Your task: Set the lines below out as a numbered list, starting at the first line and stopping after the line that contains "row-divider: [52, 641, 1552, 643]". Leave out any blank lines.

========

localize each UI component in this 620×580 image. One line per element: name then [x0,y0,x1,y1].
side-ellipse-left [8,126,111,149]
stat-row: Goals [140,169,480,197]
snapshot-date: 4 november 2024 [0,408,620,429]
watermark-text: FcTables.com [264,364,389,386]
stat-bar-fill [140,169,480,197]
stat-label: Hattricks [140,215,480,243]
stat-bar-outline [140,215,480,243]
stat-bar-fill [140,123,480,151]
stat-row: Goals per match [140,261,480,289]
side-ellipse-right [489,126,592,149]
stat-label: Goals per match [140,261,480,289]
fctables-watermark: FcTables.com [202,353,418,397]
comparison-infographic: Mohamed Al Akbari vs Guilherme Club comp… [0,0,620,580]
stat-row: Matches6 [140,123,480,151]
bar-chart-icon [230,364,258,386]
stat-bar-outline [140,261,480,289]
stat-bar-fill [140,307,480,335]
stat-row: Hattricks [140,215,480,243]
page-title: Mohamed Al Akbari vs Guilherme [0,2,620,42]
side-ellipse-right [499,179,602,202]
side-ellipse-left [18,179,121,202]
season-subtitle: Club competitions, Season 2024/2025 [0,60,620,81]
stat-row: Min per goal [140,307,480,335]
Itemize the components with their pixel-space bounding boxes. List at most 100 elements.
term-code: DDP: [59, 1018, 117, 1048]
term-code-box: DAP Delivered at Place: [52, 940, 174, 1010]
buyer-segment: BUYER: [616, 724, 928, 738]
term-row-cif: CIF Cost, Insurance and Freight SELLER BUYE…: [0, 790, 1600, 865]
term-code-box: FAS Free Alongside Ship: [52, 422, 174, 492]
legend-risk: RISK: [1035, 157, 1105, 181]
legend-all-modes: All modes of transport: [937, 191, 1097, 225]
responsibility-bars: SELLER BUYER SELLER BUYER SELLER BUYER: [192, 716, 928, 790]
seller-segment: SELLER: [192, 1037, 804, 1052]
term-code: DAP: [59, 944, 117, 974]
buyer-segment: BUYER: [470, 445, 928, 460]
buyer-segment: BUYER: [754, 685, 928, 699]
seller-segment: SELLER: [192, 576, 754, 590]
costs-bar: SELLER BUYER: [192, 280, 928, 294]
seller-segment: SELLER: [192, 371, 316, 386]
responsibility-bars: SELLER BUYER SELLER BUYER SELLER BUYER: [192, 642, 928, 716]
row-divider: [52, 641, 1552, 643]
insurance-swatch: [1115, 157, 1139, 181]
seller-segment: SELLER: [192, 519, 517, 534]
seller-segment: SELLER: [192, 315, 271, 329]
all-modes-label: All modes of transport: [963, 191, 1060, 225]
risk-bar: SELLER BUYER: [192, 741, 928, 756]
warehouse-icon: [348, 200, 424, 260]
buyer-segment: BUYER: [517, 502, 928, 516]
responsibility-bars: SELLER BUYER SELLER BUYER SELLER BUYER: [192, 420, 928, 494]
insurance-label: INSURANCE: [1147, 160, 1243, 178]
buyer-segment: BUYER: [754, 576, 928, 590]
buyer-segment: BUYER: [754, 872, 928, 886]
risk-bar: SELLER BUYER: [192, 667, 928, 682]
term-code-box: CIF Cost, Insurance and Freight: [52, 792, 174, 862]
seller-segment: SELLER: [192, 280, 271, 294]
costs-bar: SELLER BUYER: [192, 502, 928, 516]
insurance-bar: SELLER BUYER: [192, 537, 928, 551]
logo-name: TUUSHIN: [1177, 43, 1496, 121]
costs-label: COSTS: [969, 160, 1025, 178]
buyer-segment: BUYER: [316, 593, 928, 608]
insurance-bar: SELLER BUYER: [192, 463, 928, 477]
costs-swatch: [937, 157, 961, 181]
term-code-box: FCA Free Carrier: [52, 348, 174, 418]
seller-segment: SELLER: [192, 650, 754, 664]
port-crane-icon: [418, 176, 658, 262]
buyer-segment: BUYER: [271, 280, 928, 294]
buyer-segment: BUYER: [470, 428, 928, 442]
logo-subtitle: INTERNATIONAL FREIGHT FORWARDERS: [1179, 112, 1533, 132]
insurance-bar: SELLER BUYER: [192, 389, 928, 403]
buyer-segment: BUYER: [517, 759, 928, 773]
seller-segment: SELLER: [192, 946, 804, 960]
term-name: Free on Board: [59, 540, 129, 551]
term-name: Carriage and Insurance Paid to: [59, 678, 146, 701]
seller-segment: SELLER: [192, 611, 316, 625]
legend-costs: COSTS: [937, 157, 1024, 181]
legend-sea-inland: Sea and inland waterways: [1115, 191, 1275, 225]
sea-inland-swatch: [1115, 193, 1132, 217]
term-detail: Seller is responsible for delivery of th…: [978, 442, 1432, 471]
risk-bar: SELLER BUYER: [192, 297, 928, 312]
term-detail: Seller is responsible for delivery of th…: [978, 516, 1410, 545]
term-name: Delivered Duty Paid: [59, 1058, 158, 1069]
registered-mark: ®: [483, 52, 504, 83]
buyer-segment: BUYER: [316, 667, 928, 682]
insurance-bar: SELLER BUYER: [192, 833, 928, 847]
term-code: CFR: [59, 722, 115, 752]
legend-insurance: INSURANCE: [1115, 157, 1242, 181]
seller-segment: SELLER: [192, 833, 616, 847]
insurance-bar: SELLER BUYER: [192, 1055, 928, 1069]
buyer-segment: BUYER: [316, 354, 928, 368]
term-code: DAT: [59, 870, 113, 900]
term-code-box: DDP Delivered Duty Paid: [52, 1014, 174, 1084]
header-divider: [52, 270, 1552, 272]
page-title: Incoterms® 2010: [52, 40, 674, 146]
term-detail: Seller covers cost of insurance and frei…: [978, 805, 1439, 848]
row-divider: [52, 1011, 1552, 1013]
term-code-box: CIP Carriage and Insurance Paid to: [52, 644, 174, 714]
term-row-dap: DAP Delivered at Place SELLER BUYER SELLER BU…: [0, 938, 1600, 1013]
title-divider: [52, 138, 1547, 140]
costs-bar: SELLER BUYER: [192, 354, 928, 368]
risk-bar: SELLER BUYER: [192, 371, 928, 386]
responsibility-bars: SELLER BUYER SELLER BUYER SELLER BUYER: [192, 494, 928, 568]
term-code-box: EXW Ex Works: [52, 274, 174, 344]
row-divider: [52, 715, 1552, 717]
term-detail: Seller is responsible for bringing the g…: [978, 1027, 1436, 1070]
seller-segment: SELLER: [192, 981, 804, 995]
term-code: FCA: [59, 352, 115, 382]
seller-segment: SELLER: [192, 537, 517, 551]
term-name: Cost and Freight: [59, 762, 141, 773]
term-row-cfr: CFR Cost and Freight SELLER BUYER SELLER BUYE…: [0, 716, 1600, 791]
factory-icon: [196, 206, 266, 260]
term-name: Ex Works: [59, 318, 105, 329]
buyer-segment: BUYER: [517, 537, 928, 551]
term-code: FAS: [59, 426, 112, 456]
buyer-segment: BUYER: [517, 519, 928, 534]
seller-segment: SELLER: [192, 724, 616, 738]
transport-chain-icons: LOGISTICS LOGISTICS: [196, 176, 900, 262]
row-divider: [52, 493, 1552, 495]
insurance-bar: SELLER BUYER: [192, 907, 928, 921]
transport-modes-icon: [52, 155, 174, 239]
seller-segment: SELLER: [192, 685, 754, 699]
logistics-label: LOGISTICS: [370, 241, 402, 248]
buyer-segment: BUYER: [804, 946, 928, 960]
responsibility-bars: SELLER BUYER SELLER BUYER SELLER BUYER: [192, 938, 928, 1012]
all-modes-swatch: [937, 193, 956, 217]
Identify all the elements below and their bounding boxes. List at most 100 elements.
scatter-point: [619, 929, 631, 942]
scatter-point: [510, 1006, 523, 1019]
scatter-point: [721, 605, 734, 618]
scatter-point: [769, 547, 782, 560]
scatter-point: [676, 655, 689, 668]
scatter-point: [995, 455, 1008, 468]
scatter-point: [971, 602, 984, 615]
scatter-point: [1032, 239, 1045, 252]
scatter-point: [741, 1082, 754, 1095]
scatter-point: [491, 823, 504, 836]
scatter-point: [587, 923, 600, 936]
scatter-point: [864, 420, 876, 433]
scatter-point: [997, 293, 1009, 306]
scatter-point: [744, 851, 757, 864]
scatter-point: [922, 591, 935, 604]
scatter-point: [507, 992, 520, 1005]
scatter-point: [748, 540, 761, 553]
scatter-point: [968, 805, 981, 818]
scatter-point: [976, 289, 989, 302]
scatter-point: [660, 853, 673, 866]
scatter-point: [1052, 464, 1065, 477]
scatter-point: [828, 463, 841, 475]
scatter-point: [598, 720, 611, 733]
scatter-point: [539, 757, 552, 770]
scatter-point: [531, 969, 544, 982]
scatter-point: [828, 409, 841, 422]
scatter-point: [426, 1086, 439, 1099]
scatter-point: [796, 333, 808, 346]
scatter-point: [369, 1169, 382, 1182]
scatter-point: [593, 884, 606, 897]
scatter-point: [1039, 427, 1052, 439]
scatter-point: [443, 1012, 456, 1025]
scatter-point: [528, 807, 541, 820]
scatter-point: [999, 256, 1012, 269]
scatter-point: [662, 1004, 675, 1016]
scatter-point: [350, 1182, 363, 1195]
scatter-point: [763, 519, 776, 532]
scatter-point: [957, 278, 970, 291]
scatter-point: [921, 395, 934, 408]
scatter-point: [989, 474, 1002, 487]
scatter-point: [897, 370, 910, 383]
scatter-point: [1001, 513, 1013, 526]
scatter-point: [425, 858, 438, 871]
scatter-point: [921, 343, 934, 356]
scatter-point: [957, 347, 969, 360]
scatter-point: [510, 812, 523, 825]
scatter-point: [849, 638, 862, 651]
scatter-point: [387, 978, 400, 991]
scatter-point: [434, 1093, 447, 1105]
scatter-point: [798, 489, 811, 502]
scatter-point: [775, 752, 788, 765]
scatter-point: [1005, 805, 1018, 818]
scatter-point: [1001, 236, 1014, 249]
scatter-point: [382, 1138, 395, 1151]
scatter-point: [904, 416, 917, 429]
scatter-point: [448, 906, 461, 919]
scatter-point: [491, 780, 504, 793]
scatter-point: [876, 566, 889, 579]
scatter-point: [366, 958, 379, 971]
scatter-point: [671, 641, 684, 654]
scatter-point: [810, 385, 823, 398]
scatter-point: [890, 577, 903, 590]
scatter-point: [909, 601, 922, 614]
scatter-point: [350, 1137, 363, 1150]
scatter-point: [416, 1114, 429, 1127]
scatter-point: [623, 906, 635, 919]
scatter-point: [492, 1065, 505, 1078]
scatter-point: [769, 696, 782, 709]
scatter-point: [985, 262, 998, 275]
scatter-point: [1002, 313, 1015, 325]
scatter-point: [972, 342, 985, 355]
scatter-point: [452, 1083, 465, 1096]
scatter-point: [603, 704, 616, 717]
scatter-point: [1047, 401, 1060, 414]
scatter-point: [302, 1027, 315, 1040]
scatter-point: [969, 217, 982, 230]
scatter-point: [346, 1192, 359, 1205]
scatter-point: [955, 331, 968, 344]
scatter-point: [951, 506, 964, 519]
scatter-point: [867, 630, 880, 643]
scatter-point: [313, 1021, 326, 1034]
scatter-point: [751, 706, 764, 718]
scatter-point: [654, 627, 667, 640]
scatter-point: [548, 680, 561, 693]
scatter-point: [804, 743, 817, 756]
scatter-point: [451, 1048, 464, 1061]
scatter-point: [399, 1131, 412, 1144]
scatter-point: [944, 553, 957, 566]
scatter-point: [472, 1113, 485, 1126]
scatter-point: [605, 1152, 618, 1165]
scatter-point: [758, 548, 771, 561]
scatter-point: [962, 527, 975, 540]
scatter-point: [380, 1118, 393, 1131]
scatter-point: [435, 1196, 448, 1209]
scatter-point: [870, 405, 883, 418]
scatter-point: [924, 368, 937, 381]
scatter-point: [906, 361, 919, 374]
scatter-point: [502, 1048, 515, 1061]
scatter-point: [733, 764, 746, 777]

========

The reply:
1. localize each UI component in this 620×580 image. One line per element: name then [x0,y0,x1,y1].
2. side-ellipse-left [8,126,111,149]
3. stat-row: Goals [140,169,480,197]
4. snapshot-date: 4 november 2024 [0,408,620,429]
5. watermark-text: FcTables.com [264,364,389,386]
6. stat-bar-fill [140,169,480,197]
7. stat-label: Hattricks [140,215,480,243]
8. stat-bar-outline [140,215,480,243]
9. stat-bar-fill [140,123,480,151]
10. stat-row: Goals per match [140,261,480,289]
11. side-ellipse-right [489,126,592,149]
12. stat-label: Goals per match [140,261,480,289]
13. fctables-watermark: FcTables.com [202,353,418,397]
14. comparison-infographic: Mohamed Al Akbari vs Guilherme Club comp… [0,0,620,580]
15. stat-row: Matches6 [140,123,480,151]
16. bar-chart-icon [230,364,258,386]
17. stat-bar-outline [140,261,480,289]
18. stat-bar-fill [140,307,480,335]
19. stat-row: Hattricks [140,215,480,243]
20. page-title: Mohamed Al Akbari vs Guilherme [0,2,620,42]
21. side-ellipse-right [499,179,602,202]
22. side-ellipse-left [18,179,121,202]
23. season-subtitle: Club competitions, Season 2024/2025 [0,60,620,81]
24. stat-row: Min per goal [140,307,480,335]
25. Itemize the components with their pixel-space bounding boxes. List at most 100 elements.
26. term-code: DDP: [59, 1018, 117, 1048]
27. term-code-box: DAP Delivered at Place: [52, 940, 174, 1010]
28. buyer-segment: BUYER: [616, 724, 928, 738]
29. term-row-cif: CIF Cost, Insurance and Freight SELLER BUYE…: [0, 790, 1600, 865]
30. term-code-box: FAS Free Alongside Ship: [52, 422, 174, 492]
31. legend-risk: RISK: [1035, 157, 1105, 181]
32. legend-all-modes: All modes of transport: [937, 191, 1097, 225]
33. responsibility-bars: SELLER BUYER SELLER BUYER SELLER BUYER: [192, 716, 928, 790]
34. seller-segment: SELLER: [192, 1037, 804, 1052]
35. term-code: DAP: [59, 944, 117, 974]
36. buyer-segment: BUYER: [470, 445, 928, 460]
37. buyer-segment: BUYER: [754, 685, 928, 699]
38. seller-segment: SELLER: [192, 576, 754, 590]
39. costs-bar: SELLER BUYER: [192, 280, 928, 294]
40. seller-segment: SELLER: [192, 371, 316, 386]
41. responsibility-bars: SELLER BUYER SELLER BUYER SELLER BUYER: [192, 642, 928, 716]
42. row-divider: [52, 641, 1552, 643]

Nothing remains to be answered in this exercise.